### Records for the exercise
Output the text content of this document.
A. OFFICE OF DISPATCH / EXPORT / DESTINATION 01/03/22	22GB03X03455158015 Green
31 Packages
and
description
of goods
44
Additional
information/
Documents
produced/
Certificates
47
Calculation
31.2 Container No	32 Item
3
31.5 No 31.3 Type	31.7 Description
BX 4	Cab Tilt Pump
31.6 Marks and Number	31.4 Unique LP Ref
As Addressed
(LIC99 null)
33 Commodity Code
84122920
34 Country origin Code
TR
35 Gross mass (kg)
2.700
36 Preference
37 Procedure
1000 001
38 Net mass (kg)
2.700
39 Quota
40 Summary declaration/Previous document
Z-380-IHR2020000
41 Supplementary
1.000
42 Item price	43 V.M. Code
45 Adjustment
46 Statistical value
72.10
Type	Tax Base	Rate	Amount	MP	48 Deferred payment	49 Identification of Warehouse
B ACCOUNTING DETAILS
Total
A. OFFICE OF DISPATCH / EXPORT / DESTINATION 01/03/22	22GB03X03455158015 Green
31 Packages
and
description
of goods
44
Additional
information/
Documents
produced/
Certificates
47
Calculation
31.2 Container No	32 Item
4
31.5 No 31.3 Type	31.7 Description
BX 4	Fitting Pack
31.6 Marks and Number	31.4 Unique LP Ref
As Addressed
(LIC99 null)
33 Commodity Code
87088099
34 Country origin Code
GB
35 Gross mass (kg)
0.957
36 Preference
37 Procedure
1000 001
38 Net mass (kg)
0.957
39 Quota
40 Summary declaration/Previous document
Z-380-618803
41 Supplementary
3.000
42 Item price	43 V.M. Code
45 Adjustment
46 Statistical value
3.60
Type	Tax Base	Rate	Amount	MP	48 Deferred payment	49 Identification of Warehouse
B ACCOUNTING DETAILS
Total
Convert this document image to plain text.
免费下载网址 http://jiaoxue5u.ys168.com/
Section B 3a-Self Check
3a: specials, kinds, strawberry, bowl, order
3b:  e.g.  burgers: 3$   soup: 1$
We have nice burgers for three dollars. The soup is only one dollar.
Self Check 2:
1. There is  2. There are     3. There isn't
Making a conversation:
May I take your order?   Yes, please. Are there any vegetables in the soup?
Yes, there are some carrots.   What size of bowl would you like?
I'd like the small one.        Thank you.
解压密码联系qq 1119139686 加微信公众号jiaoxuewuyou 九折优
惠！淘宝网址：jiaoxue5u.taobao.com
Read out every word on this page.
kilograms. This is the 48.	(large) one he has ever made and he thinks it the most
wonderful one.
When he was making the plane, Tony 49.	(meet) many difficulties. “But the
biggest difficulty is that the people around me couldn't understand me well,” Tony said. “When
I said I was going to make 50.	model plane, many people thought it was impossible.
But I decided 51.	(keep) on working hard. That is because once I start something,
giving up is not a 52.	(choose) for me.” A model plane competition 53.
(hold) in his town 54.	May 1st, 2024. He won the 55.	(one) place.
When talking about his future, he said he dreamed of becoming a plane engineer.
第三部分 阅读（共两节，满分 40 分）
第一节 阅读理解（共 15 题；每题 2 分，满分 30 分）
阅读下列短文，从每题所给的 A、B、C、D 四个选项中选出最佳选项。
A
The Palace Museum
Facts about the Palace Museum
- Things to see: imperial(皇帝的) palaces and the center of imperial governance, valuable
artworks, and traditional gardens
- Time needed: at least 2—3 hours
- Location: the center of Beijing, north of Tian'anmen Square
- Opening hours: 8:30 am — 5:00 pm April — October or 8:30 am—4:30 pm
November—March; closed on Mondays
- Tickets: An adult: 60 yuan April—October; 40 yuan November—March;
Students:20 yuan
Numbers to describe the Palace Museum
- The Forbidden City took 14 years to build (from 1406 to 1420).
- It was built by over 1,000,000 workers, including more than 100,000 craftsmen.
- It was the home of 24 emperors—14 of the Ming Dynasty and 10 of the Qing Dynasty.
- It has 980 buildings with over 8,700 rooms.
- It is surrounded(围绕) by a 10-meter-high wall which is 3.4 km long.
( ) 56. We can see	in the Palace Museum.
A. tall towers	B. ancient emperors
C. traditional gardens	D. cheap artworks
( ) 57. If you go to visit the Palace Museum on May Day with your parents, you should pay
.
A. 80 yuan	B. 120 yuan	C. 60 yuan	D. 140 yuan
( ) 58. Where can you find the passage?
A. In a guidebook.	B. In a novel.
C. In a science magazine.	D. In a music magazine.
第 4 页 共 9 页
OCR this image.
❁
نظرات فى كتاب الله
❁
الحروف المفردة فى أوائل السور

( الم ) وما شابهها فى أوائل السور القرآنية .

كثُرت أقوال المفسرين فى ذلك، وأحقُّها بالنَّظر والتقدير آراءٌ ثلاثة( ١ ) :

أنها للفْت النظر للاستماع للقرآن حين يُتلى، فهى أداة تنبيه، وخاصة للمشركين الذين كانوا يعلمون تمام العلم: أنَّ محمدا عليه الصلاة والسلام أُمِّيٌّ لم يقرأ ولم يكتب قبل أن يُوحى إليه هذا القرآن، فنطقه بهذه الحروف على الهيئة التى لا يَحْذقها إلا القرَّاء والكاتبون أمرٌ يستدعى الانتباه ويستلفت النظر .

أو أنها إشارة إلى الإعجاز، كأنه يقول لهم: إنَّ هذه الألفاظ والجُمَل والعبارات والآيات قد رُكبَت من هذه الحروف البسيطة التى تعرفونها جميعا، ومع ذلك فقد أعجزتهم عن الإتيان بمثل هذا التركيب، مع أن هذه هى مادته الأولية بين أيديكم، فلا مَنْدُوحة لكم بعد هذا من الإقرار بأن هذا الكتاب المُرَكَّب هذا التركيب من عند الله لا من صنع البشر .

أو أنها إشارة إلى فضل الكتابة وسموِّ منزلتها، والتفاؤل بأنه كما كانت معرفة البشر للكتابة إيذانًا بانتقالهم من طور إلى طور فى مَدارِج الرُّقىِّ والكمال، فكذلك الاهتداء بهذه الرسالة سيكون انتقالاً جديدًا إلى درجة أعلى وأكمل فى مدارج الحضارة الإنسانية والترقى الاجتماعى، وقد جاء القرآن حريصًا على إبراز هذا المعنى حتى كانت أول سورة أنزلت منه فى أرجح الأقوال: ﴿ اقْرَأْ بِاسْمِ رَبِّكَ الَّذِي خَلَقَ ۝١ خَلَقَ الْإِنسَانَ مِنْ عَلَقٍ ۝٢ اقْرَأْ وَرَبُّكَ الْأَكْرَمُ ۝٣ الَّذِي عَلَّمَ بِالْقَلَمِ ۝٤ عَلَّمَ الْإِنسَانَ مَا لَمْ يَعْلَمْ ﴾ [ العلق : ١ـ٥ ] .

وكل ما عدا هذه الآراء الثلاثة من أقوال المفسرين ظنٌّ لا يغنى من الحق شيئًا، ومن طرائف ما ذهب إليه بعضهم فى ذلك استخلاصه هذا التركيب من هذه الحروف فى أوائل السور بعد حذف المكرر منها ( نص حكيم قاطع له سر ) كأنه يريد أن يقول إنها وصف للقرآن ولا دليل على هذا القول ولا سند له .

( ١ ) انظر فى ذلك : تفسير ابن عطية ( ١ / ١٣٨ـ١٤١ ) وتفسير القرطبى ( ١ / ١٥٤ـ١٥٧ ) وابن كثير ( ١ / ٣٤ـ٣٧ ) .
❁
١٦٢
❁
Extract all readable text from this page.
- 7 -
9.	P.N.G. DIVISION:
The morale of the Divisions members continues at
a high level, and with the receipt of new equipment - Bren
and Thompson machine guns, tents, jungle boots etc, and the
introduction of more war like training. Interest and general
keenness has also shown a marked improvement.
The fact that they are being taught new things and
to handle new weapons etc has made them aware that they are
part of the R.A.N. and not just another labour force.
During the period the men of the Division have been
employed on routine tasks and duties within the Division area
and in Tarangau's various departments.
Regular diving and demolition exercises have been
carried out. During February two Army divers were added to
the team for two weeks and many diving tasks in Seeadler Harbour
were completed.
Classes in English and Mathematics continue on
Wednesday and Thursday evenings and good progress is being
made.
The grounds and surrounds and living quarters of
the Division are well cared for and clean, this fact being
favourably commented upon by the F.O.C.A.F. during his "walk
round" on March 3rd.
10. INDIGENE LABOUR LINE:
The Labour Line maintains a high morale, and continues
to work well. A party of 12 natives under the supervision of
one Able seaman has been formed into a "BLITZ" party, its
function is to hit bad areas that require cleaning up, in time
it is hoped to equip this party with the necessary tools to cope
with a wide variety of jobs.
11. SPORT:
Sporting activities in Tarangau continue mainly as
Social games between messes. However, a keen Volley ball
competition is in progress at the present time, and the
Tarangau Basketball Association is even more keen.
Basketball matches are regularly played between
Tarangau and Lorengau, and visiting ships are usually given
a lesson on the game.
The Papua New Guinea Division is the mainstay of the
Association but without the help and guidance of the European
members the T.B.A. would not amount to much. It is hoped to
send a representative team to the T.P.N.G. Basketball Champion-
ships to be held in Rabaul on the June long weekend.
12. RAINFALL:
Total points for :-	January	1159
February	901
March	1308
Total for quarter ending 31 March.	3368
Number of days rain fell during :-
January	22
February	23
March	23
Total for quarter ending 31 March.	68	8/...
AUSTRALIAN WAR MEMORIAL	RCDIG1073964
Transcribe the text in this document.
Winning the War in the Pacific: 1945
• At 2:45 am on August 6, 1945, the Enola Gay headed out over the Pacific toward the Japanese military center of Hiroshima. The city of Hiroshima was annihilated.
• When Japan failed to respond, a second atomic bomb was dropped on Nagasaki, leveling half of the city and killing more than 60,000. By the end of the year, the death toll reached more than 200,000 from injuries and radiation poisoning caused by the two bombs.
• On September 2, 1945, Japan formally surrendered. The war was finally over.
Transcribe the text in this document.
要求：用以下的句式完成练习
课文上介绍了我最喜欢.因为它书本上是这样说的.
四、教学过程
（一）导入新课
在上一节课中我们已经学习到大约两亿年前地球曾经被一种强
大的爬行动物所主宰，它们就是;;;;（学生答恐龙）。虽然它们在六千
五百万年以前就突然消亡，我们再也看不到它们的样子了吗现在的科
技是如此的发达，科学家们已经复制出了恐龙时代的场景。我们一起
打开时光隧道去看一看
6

### Objective
Extract each line from the listing that holds the word "Pacific".

### Solution below
Winning the War in the Pacific: 1945
• At 2:45 am on August 6, 1945, the Enola Gay headed out over the Pacific toward the Japanese military center of Hiroshima. The city of Hiroshima was annihilated.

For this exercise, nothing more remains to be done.